Check every line below for the word "acids" and copy each one that has it.

- Opening Delimiter -

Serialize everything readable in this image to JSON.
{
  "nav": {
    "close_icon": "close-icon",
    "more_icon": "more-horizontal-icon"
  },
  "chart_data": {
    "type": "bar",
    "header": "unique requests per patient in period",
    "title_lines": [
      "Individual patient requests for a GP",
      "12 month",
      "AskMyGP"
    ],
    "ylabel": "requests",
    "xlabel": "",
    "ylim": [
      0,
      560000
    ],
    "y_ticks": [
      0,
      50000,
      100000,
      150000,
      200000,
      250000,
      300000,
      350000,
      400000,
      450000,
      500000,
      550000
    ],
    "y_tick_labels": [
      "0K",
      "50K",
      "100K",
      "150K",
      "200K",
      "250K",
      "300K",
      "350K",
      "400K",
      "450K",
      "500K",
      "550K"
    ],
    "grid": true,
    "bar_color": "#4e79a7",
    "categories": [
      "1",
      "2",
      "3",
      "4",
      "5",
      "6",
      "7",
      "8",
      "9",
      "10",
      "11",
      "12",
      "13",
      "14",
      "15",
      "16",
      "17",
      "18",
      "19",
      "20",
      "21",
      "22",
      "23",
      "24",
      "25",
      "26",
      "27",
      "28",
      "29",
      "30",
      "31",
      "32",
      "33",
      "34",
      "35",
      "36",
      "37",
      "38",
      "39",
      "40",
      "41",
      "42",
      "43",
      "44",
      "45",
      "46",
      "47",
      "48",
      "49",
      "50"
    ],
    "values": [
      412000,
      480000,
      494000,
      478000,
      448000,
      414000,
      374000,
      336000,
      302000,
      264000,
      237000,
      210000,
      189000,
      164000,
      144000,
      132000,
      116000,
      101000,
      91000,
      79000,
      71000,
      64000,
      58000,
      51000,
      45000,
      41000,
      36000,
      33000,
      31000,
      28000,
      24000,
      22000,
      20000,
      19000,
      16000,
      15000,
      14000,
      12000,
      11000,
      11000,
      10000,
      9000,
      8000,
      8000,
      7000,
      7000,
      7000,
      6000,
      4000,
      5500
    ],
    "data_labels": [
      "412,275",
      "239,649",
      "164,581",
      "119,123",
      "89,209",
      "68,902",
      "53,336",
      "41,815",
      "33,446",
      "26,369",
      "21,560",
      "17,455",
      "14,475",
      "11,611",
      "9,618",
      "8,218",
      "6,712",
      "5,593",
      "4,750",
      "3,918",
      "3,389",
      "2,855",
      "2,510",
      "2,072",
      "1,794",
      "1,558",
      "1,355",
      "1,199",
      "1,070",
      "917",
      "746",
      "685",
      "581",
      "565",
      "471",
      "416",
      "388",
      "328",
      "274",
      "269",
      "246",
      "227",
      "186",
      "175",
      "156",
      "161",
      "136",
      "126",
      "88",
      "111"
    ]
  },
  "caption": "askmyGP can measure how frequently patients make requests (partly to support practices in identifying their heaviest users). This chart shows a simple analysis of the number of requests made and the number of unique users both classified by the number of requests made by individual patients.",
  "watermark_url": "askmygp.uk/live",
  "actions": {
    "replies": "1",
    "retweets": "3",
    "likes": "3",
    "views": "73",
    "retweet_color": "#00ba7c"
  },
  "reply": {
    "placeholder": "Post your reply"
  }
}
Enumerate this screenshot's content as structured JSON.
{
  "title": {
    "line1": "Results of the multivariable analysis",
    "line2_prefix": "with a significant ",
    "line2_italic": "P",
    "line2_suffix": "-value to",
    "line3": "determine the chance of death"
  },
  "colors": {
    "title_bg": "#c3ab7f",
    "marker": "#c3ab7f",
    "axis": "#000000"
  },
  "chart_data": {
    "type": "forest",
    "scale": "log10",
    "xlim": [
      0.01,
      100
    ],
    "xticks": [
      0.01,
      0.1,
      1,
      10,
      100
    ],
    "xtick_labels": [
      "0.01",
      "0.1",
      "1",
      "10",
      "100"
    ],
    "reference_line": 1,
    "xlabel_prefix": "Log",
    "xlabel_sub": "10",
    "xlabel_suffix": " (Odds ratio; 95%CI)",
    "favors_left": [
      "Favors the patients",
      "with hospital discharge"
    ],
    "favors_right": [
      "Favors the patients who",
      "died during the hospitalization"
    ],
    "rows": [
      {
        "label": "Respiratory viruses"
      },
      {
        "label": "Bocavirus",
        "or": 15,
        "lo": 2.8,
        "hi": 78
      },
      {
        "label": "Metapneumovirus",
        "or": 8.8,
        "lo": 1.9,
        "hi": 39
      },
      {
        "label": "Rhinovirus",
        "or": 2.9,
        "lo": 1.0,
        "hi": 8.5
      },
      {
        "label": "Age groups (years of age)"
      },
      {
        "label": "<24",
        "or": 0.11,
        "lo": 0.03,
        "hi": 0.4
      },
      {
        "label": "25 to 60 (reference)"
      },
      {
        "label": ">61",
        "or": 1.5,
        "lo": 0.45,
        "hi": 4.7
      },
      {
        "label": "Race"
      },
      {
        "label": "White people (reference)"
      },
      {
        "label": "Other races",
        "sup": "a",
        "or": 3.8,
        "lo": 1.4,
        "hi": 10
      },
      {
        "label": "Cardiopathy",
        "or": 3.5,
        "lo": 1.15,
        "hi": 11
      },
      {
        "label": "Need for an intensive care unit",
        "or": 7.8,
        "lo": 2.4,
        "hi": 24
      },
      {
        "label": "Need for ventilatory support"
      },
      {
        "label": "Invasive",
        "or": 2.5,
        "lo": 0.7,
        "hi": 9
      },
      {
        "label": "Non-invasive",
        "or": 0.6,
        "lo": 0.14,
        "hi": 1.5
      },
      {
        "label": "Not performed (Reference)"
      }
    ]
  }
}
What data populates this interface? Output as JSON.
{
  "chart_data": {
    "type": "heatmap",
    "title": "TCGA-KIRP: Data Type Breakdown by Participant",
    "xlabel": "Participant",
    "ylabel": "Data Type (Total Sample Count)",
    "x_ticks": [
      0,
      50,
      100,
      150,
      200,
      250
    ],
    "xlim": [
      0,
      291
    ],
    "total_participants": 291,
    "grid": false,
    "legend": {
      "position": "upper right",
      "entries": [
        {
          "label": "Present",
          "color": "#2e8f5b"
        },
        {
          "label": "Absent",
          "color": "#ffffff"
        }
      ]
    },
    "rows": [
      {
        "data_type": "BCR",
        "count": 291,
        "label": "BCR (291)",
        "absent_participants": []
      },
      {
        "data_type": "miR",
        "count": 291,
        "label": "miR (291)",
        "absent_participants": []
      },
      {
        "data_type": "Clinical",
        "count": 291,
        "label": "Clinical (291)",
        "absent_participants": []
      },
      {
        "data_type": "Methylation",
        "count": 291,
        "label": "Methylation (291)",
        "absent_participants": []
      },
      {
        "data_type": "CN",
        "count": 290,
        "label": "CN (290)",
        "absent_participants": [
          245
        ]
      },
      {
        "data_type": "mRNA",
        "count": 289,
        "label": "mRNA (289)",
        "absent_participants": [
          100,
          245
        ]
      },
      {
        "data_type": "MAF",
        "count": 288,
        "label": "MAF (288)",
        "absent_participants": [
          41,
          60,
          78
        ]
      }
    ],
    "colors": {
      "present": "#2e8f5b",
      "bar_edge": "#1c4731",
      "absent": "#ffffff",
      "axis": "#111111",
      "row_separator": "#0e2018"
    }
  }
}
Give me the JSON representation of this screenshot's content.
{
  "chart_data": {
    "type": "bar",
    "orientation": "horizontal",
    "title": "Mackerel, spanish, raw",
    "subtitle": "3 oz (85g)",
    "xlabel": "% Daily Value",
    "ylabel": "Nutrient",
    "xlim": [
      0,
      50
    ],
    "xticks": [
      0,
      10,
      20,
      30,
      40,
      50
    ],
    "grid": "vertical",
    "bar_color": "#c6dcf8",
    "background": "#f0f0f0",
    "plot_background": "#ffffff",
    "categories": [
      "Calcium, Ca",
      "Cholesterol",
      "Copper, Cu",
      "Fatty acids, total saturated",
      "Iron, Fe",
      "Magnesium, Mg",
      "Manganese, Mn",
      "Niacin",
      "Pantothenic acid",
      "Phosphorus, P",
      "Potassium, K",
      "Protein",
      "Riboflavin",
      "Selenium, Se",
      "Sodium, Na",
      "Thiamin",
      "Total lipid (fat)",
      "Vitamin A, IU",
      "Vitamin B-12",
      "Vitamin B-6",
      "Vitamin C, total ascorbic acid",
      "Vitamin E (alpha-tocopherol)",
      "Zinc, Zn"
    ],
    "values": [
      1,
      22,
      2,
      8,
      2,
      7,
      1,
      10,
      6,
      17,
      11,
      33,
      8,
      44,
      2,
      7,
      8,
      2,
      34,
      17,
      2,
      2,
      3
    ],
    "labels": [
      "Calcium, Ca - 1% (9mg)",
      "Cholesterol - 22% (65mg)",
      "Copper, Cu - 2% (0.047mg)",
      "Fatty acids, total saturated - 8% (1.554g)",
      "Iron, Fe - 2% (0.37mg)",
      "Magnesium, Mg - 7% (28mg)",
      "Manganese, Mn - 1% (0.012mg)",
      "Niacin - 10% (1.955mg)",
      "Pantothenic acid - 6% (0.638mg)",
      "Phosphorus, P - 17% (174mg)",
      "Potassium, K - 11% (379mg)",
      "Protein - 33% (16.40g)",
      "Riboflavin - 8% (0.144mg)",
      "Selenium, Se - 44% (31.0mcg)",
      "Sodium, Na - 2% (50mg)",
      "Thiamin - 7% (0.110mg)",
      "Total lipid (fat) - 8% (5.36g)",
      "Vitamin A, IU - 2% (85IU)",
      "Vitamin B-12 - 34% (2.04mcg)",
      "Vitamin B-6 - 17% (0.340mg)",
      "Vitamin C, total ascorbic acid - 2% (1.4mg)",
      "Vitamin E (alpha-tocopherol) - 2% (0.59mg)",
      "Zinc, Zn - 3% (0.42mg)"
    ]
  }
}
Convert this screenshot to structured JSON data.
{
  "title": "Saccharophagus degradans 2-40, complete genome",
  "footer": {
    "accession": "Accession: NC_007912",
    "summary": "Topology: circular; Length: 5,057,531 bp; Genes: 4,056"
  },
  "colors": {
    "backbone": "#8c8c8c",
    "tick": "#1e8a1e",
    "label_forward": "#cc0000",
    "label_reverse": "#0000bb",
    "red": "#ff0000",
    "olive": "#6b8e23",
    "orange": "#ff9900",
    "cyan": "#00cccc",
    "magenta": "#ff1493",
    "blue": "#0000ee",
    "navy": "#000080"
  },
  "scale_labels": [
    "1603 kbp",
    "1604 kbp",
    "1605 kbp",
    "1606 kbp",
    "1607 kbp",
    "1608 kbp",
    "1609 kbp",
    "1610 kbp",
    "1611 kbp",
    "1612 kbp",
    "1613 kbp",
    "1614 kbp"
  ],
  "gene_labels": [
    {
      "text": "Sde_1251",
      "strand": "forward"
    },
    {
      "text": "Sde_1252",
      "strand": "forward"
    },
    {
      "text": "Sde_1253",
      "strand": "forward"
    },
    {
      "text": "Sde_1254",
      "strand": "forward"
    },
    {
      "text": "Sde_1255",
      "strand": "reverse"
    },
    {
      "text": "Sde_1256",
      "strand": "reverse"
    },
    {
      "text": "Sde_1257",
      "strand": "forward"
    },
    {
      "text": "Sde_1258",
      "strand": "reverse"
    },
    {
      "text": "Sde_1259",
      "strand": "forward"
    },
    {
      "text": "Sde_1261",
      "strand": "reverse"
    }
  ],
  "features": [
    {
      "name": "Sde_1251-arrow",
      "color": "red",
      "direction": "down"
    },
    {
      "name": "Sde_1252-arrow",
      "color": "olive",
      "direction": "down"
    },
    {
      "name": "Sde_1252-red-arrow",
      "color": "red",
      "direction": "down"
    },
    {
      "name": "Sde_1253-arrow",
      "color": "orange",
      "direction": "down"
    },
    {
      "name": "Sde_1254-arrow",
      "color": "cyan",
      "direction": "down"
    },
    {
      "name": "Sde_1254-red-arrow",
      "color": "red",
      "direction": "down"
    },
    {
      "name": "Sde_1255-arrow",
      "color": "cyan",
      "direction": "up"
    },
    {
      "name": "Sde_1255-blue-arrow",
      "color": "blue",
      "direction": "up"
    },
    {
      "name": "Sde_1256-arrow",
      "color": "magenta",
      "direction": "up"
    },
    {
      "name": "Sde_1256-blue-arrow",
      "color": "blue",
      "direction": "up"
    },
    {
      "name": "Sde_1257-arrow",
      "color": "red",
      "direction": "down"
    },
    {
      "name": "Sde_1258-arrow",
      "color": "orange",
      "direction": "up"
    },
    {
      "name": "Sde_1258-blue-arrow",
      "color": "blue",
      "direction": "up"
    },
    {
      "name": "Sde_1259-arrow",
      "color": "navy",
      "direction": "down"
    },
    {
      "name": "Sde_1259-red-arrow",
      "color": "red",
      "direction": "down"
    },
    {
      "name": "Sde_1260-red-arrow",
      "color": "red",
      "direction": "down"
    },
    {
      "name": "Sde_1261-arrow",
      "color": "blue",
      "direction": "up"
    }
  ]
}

- Closing Delimiter -

◆ **Expected output**
      "Fatty acids, total saturated",
      "Fatty acids, total saturated - 8% (1.554g)",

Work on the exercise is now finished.